══ Material provided

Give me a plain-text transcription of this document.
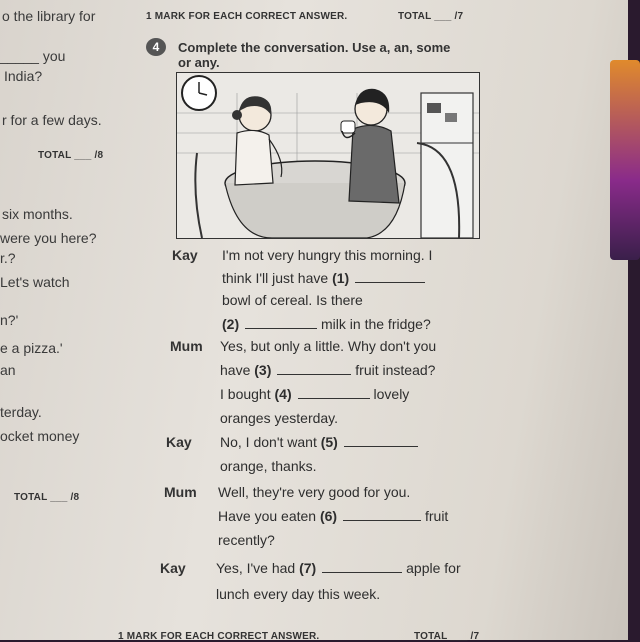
o the library for
_____ you
India?
r for a few days.
TOTAL ___ /8
six months.
were you here?
r.?
Let's watch
n?'
e a pizza.'
an
terday.
ocket money
TOTAL ___ /8
1 MARK FOR EACH CORRECT ANSWER.	TOTAL ___ /7
4	Complete the conversation. Use a, an, some
or any.
1 MARK FOR EACH CORRECT ANSWER.	TOTAL ___ /7
Kay I'm not very hungry this morning. I
think I'll just have (1)
bowl of cereal. Is there
(2)	milk in the fridge?
Mum Yes, but only a little. Why don't you
have (3)	fruit instead?
I bought (4)	lovely
oranges yesterday.
Kay No, I don't want (5)
orange, thanks.
Mum Well, they're very good for you.
Have you eaten (6)	fruit
recently?
Kay Yes, I've had (7)	apple for
lunch every day this week.
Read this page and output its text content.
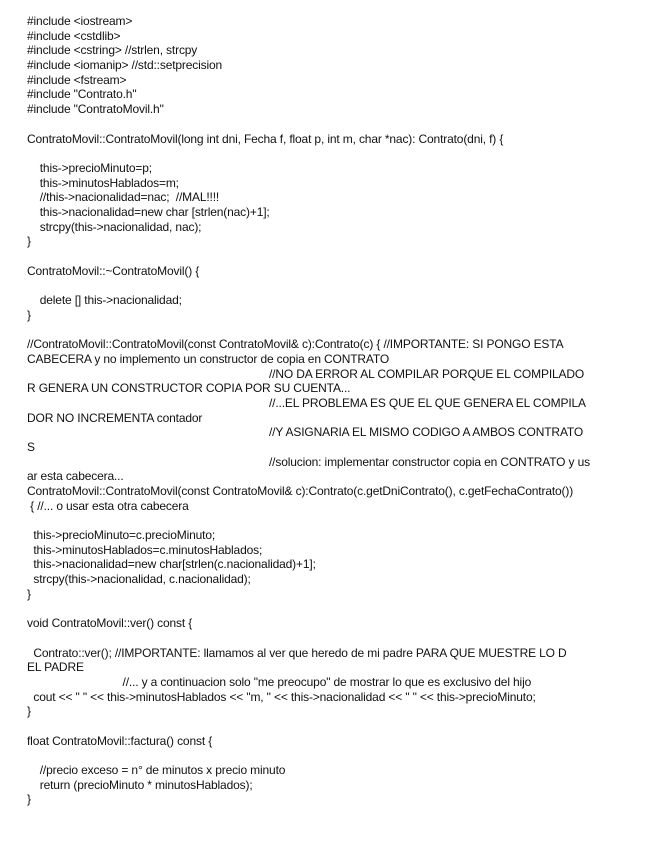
#include <iostream>
#include <cstdlib>
#include <cstring> //strlen, strcpy
#include <iomanip> //std::setprecision
#include <fstream>
#include "Contrato.h"
#include "ContratoMovil.h"
ContratoMovil::ContratoMovil(long int dni, Fecha f, float p, int m, char *nac): Contrato(dni, f) {
this->precioMinuto=p;
this->minutosHablados=m;
//this->nacionalidad=nac;  //MAL!!!!
this->nacionalidad=new char [strlen(nac)+1];
strcpy(this->nacionalidad, nac);
}
ContratoMovil::~ContratoMovil() {
delete [] this->nacionalidad;
}
//ContratoMovil::ContratoMovil(const ContratoMovil& c):Contrato(c) { //IMPORTANTE: SI PONGO ESTA
CABECERA y no implemento un constructor de copia en CONTRATO
//NO DA ERROR AL COMPILAR PORQUE EL COMPILADO
R GENERA UN CONSTRUCTOR COPIA POR SU CUENTA...
//...EL PROBLEMA ES QUE EL QUE GENERA EL COMPILA
DOR NO INCREMENTA contador
//Y ASIGNARIA EL MISMO CODIGO A AMBOS CONTRATO
S
//solucion: implementar constructor copia en CONTRATO y us
ar esta cabecera...
ContratoMovil::ContratoMovil(const ContratoMovil& c):Contrato(c.getDniContrato(), c.getFechaContrato())
{ //... o usar esta otra cabecera
this->precioMinuto=c.precioMinuto;
this->minutosHablados=c.minutosHablados;
this->nacionalidad=new char[strlen(c.nacionalidad)+1];
strcpy(this->nacionalidad, c.nacionalidad);
}
void ContratoMovil::ver() const {
Contrato::ver(); //IMPORTANTE: llamamos al ver que heredo de mi padre PARA QUE MUESTRE LO D
EL PADRE
//... y a continuacion solo "me preocupo" de mostrar lo que es exclusivo del hijo
cout << " " << this->minutosHablados << "m, " << this->nacionalidad << " " << this->precioMinuto;
}
float ContratoMovil::factura() const {
//precio exceso = n° de minutos x precio minuto
return (precioMinuto * minutosHablados);
}
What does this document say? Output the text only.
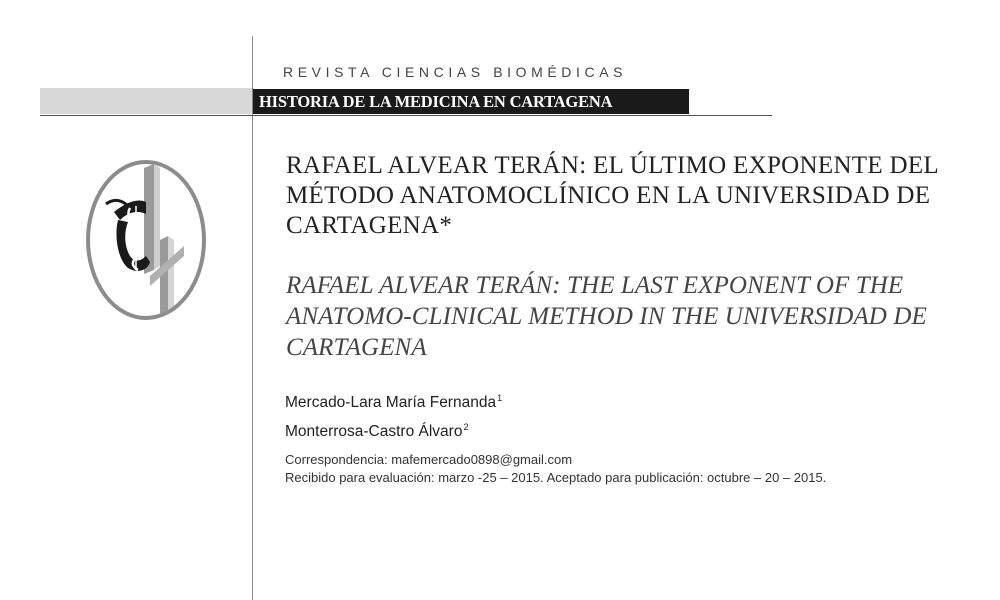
REVISTA CIENCIAS BIOMÉDICAS
HISTORIA DE LA MEDICINA EN CARTAGENA
RAFAEL ALVEAR TERÁN: EL ÚLTIMO EXPONENTE DEL
MÉTODO ANATOMOCLÍNICO EN LA UNIVERSIDAD DE
CARTAGENA*
RAFAEL ALVEAR TERÁN: THE LAST EXPONENT OF THE
ANATOMO-CLINICAL METHOD IN THE UNIVERSIDAD DE
CARTAGENA
Mercado-Lara María Fernanda$^1$
Monterrosa-Castro Álvaro$^2$
Correspondencia: mafemercado0898@gmail.com
Recibido para evaluación: marzo -25 – 2015. Aceptado para publicación: octubre – 20 – 2015.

════

**Exercise aim:**
Say, as a number only, how many lines of the data contain "GENERA".

**Complete output:**
2